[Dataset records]
# # # # # # #

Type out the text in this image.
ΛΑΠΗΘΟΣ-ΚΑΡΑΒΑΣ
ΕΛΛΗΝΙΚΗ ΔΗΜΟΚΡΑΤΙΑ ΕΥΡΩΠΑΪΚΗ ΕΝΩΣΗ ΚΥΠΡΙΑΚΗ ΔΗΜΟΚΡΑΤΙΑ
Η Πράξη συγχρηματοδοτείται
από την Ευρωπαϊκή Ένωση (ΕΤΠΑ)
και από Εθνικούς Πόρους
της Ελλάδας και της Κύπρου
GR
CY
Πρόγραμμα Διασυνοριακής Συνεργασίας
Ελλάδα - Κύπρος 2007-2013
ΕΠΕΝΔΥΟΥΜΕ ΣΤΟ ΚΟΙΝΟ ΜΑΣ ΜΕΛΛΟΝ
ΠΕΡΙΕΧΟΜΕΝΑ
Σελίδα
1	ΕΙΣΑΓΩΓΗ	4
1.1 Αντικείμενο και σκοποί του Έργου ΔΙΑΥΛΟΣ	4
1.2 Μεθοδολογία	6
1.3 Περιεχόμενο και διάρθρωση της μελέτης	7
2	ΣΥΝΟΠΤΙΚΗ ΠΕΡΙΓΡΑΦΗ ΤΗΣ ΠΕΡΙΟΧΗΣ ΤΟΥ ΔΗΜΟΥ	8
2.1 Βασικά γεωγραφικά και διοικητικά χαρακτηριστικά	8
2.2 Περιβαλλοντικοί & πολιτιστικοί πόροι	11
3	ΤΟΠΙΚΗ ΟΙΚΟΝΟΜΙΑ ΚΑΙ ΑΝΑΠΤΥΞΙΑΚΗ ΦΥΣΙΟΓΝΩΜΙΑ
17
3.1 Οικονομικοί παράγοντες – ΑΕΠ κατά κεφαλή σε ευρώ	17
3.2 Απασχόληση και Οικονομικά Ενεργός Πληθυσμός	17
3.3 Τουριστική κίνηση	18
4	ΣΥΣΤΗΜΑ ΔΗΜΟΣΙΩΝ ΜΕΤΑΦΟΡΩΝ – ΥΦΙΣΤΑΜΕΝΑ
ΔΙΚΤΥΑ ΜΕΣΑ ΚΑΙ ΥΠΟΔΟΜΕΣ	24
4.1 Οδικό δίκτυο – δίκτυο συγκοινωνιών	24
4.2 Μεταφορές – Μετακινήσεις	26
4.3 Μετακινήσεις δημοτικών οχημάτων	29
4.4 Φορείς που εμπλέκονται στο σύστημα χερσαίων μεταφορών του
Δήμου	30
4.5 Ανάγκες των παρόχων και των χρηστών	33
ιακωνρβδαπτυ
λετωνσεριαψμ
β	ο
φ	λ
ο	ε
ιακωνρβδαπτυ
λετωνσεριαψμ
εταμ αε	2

# # # # # # #

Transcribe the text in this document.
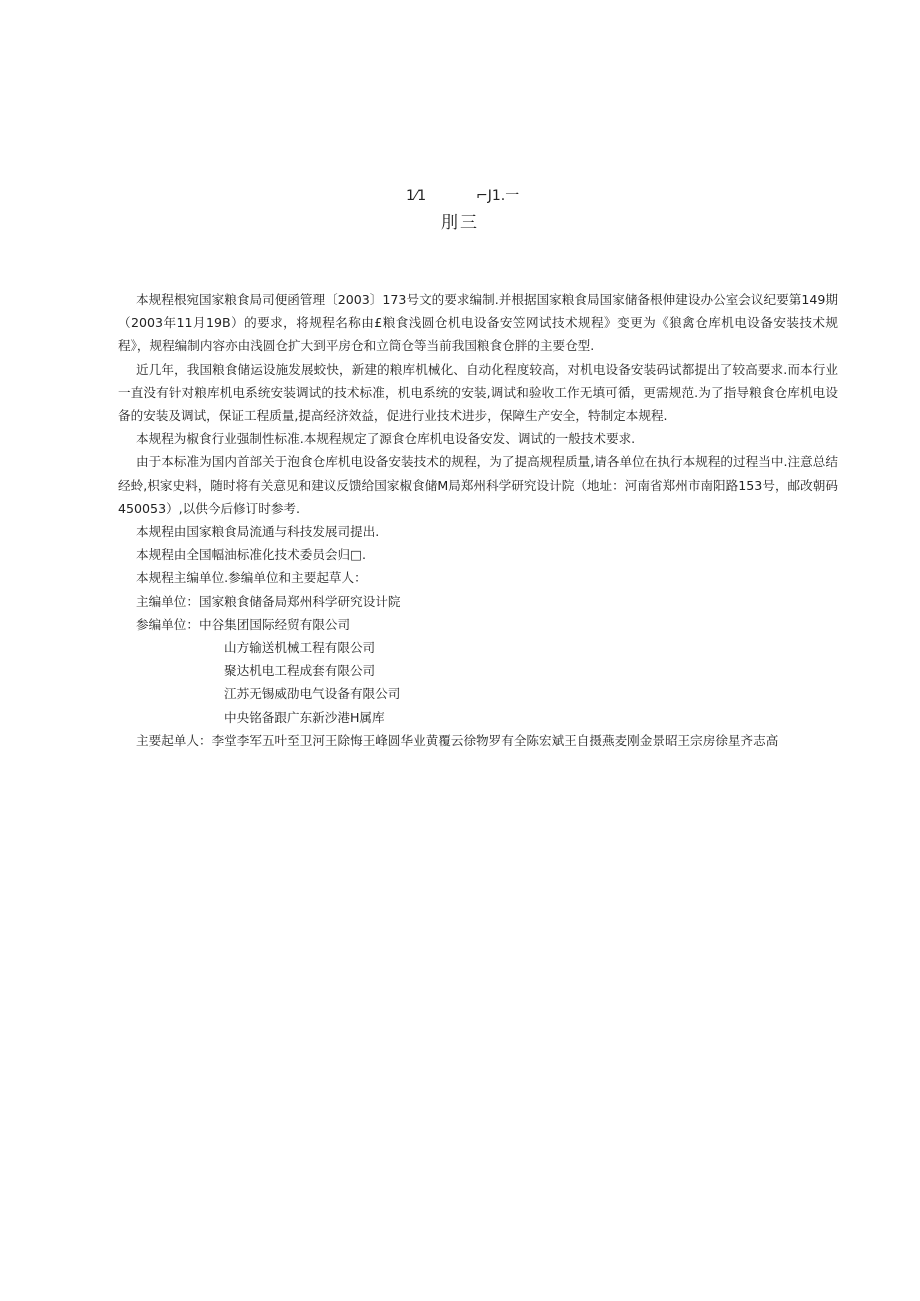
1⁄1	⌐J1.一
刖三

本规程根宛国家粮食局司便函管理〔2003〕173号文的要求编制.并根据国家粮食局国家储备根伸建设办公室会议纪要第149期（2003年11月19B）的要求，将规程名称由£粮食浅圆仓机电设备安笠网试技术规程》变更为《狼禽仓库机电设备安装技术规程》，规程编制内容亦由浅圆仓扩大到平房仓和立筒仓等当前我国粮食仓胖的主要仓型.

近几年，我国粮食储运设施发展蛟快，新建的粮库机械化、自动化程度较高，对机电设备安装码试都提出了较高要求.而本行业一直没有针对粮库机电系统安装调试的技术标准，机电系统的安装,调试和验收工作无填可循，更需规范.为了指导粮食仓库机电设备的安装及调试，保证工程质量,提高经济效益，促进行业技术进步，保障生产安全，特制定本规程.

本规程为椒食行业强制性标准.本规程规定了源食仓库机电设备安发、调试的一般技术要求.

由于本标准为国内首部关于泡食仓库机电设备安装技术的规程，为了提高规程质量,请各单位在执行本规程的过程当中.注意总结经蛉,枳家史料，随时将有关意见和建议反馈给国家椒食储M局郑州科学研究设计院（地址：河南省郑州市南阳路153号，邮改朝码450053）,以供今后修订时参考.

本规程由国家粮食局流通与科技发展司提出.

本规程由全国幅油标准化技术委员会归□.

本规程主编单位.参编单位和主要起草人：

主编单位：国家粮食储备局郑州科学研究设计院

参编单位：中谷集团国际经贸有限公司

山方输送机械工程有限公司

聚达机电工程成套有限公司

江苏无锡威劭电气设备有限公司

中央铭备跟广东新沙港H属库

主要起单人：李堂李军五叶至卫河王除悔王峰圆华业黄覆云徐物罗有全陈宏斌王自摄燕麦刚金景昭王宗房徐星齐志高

# # # # # # #

Exercise - Where a line holds the string "Μετακινήσεις", copy that line.

Reply to the exercise -
4.2 Μεταφορές – Μετακινήσεις	26
4.3 Μετακινήσεις δημοτικών οχημάτων	29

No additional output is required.